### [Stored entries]
_ _ _

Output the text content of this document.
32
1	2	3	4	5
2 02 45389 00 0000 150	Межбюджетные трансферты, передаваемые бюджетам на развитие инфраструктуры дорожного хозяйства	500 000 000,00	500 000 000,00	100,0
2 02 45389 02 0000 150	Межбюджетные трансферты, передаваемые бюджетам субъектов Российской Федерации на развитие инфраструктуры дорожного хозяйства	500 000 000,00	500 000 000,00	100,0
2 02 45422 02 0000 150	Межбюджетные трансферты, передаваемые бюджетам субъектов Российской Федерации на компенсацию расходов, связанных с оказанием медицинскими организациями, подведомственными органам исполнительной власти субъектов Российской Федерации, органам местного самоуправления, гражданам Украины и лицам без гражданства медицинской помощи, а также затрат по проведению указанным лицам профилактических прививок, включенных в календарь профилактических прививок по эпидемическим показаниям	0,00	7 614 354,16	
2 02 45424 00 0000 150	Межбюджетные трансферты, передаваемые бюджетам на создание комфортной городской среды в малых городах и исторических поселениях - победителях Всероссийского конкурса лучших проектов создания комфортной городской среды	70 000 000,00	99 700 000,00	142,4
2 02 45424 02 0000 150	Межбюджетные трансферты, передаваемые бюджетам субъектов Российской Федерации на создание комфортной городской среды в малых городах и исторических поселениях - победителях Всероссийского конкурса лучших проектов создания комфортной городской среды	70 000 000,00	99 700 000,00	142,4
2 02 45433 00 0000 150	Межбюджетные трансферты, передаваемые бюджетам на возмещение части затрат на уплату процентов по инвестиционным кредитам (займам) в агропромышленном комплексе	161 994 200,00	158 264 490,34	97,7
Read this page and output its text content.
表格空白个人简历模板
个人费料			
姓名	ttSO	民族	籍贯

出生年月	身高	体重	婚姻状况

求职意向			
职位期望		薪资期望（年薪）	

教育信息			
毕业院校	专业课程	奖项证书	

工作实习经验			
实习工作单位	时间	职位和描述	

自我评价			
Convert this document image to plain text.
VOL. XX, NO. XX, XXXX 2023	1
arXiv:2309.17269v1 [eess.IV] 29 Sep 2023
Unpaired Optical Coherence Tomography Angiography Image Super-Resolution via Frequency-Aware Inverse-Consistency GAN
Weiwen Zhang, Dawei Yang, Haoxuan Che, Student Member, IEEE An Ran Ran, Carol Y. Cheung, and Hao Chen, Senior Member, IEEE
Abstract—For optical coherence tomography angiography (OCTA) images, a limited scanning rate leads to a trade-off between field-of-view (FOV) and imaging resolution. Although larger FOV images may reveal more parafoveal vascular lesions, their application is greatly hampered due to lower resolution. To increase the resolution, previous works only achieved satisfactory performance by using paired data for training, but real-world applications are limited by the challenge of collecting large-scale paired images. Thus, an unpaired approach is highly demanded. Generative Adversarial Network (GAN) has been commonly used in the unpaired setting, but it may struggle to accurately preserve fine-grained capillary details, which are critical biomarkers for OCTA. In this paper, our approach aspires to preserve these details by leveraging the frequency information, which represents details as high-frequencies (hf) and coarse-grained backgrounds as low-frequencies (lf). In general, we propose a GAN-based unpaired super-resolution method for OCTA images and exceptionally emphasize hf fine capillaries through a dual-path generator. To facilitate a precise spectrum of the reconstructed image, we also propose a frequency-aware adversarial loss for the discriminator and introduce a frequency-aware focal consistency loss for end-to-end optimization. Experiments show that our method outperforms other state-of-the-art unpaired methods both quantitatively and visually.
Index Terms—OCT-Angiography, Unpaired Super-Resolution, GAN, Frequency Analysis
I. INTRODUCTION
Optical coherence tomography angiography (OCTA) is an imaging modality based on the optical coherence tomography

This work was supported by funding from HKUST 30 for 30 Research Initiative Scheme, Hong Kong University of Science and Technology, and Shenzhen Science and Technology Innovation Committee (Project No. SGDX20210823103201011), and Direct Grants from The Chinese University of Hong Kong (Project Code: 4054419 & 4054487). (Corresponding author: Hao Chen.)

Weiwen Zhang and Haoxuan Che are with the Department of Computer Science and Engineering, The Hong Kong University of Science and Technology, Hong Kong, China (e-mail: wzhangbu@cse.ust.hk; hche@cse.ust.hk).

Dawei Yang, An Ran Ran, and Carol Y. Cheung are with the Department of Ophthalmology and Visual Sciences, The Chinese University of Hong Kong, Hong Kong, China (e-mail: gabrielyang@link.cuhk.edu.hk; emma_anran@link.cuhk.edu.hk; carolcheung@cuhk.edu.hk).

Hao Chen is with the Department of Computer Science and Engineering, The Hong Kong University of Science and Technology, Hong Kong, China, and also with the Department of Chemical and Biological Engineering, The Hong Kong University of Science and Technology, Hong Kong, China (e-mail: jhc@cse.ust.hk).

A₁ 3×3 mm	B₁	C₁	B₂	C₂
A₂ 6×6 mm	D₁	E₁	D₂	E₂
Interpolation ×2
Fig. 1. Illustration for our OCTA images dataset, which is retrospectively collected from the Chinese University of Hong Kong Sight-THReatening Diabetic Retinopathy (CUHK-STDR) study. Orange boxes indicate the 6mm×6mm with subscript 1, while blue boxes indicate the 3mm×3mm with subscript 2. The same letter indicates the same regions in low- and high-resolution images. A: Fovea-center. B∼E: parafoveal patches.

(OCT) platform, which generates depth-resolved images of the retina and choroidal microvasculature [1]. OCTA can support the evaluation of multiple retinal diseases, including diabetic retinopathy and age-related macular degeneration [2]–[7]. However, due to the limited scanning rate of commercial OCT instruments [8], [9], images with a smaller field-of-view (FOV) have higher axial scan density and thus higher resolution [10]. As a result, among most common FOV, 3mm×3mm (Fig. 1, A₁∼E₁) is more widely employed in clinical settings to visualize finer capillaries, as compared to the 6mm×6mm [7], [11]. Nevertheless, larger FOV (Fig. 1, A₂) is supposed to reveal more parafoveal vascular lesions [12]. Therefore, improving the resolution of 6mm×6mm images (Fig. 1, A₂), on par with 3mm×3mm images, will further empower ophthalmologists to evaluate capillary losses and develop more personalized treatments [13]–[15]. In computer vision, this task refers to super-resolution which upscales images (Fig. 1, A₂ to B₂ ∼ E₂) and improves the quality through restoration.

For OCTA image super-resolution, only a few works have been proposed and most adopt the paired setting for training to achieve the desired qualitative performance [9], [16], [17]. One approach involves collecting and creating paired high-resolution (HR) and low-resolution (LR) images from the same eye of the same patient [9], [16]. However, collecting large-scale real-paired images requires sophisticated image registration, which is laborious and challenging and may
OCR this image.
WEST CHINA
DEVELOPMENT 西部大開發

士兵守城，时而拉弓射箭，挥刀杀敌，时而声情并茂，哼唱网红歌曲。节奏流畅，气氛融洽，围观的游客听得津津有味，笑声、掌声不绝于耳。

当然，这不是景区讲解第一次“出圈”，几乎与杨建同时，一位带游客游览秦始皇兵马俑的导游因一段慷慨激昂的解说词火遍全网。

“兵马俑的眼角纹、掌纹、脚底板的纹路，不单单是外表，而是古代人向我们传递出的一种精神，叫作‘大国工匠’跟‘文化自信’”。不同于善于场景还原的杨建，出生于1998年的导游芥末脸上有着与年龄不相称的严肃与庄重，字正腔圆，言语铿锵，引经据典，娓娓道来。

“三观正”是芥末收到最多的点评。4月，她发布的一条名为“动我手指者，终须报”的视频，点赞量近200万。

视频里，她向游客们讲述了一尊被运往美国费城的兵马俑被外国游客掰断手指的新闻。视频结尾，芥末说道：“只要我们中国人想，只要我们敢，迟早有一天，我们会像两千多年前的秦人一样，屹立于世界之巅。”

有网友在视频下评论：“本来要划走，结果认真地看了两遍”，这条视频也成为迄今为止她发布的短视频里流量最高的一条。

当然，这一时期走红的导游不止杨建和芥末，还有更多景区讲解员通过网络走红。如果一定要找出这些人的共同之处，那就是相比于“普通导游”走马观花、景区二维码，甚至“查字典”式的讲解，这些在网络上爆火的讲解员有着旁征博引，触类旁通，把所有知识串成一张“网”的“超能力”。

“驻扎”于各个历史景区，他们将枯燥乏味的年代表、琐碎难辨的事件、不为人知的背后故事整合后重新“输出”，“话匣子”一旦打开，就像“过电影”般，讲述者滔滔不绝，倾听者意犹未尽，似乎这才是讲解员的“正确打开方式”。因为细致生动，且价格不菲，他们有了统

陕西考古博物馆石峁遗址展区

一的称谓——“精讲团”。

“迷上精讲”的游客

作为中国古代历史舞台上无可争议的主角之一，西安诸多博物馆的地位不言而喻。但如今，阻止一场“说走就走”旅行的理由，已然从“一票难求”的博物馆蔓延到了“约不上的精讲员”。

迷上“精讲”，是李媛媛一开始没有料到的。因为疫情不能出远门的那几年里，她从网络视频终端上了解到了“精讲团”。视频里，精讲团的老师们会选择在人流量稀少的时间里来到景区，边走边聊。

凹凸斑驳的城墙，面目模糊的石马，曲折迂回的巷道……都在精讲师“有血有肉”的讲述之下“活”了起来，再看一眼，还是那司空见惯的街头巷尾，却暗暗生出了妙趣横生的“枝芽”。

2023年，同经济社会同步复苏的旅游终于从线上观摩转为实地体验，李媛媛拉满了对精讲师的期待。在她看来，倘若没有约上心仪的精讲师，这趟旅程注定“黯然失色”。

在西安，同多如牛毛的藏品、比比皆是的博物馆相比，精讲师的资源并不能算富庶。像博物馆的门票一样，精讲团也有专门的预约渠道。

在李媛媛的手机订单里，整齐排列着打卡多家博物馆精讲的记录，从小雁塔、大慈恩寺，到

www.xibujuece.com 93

_ _ _

The lines to quote run from the one containing "OCR this image." through the final line of the material above; please give them exactly, both ends included, and nothing else.

OCR this image.
WEST CHINA
DEVELOPMENT 西部大開發

士兵守城，时而拉弓射箭，挥刀杀敌，时而声情并茂，哼唱网红歌曲。节奏流畅，气氛融洽，围观的游客听得津津有味，笑声、掌声不绝于耳。

当然，这不是景区讲解第一次“出圈”，几乎与杨建同时，一位带游客游览秦始皇兵马俑的导游因一段慷慨激昂的解说词火遍全网。

“兵马俑的眼角纹、掌纹、脚底板的纹路，不单单是外表，而是古代人向我们传递出的一种精神，叫作‘大国工匠’跟‘文化自信’”。不同于善于场景还原的杨建，出生于1998年的导游芥末脸上有着与年龄不相称的严肃与庄重，字正腔圆，言语铿锵，引经据典，娓娓道来。

“三观正”是芥末收到最多的点评。4月，她发布的一条名为“动我手指者，终须报”的视频，点赞量近200万。

视频里，她向游客们讲述了一尊被运往美国费城的兵马俑被外国游客掰断手指的新闻。视频结尾，芥末说道：“只要我们中国人想，只要我们敢，迟早有一天，我们会像两千多年前的秦人一样，屹立于世界之巅。”

有网友在视频下评论：“本来要划走，结果认真地看了两遍”，这条视频也成为迄今为止她发布的短视频里流量最高的一条。

当然，这一时期走红的导游不止杨建和芥末，还有更多景区讲解员通过网络走红。如果一定要找出这些人的共同之处，那就是相比于“普通导游”走马观花、景区二维码，甚至“查字典”式的讲解，这些在网络上爆火的讲解员有着旁征博引，触类旁通，把所有知识串成一张“网”的“超能力”。

“驻扎”于各个历史景区，他们将枯燥乏味的年代表、琐碎难辨的事件、不为人知的背后故事整合后重新“输出”，“话匣子”一旦打开，就像“过电影”般，讲述者滔滔不绝，倾听者意犹未尽，似乎这才是讲解员的“正确打开方式”。因为细致生动，且价格不菲，他们有了统

陕西考古博物馆石峁遗址展区

一的称谓——“精讲团”。

“迷上精讲”的游客

作为中国古代历史舞台上无可争议的主角之一，西安诸多博物馆的地位不言而喻。但如今，阻止一场“说走就走”旅行的理由，已然从“一票难求”的博物馆蔓延到了“约不上的精讲员”。

迷上“精讲”，是李媛媛一开始没有料到的。因为疫情不能出远门的那几年里，她从网络视频终端上了解到了“精讲团”。视频里，精讲团的老师们会选择在人流量稀少的时间里来到景区，边走边聊。

凹凸斑驳的城墙，面目模糊的石马，曲折迂回的巷道……都在精讲师“有血有肉”的讲述之下“活”了起来，再看一眼，还是那司空见惯的街头巷尾，却暗暗生出了妙趣横生的“枝芽”。

2023年，同经济社会同步复苏的旅游终于从线上观摩转为实地体验，李媛媛拉满了对精讲师的期待。在她看来，倘若没有约上心仪的精讲师，这趟旅程注定“黯然失色”。

在西安，同多如牛毛的藏品、比比皆是的博物馆相比，精讲师的资源并不能算富庶。像博物馆的门票一样，精讲团也有专门的预约渠道。

在李媛媛的手机订单里，整齐排列着打卡多家博物馆精讲的记录，从小雁塔、大慈恩寺，到

www.xibujuece.com 93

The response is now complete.